### AIM OF THE TASK
Retype the material that follows, keeping every word as it is.

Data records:

━━━━━━━━

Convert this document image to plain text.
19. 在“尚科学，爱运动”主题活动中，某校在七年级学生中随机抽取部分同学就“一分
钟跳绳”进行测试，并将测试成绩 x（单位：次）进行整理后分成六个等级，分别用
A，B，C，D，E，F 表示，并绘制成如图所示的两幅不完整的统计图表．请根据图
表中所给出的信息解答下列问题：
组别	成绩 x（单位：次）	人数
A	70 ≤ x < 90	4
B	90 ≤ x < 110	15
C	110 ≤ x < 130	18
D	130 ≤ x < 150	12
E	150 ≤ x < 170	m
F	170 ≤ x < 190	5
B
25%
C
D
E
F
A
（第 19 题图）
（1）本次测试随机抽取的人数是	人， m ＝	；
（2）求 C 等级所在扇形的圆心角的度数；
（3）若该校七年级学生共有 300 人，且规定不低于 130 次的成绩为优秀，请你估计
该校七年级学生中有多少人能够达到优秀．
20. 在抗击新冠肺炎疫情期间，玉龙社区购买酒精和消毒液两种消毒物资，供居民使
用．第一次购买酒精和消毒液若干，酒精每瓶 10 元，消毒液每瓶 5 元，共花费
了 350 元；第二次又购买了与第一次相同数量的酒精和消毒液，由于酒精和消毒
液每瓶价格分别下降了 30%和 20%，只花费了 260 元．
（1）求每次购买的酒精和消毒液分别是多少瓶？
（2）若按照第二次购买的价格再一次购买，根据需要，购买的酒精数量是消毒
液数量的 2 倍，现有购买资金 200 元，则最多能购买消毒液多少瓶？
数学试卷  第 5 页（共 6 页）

━━━━━━━━

### EXPECTED OUTPUT
Convert this document image to plain text.
19. 在“尚科学，爱运动”主题活动中，某校在七年级学生中随机抽取部分同学就“一分
钟跳绳”进行测试，并将测试成绩 x（单位：次）进行整理后分成六个等级，分别用
A，B，C，D，E，F 表示，并绘制成如图所示的两幅不完整的统计图表．请根据图
表中所给出的信息解答下列问题：
组别	成绩 x（单位：次）	人数
A	70 ≤ x < 90	4
B	90 ≤ x < 110	15
C	110 ≤ x < 130	18
D	130 ≤ x < 150	12
E	150 ≤ x < 170	m
F	170 ≤ x < 190	5
B
25%
C
D
E
F
A
（第 19 题图）
（1）本次测试随机抽取的人数是	人， m ＝	；
（2）求 C 等级所在扇形的圆心角的度数；
（3）若该校七年级学生共有 300 人，且规定不低于 130 次的成绩为优秀，请你估计
该校七年级学生中有多少人能够达到优秀．
20. 在抗击新冠肺炎疫情期间，玉龙社区购买酒精和消毒液两种消毒物资，供居民使
用．第一次购买酒精和消毒液若干，酒精每瓶 10 元，消毒液每瓶 5 元，共花费
了 350 元；第二次又购买了与第一次相同数量的酒精和消毒液，由于酒精和消毒
液每瓶价格分别下降了 30%和 20%，只花费了 260 元．
（1）求每次购买的酒精和消毒液分别是多少瓶？
（2）若按照第二次购买的价格再一次购买，根据需要，购买的酒精数量是消毒
液数量的 2 倍，现有购买资金 200 元，则最多能购买消毒液多少瓶？
数学试卷  第 5 页（共 6 页）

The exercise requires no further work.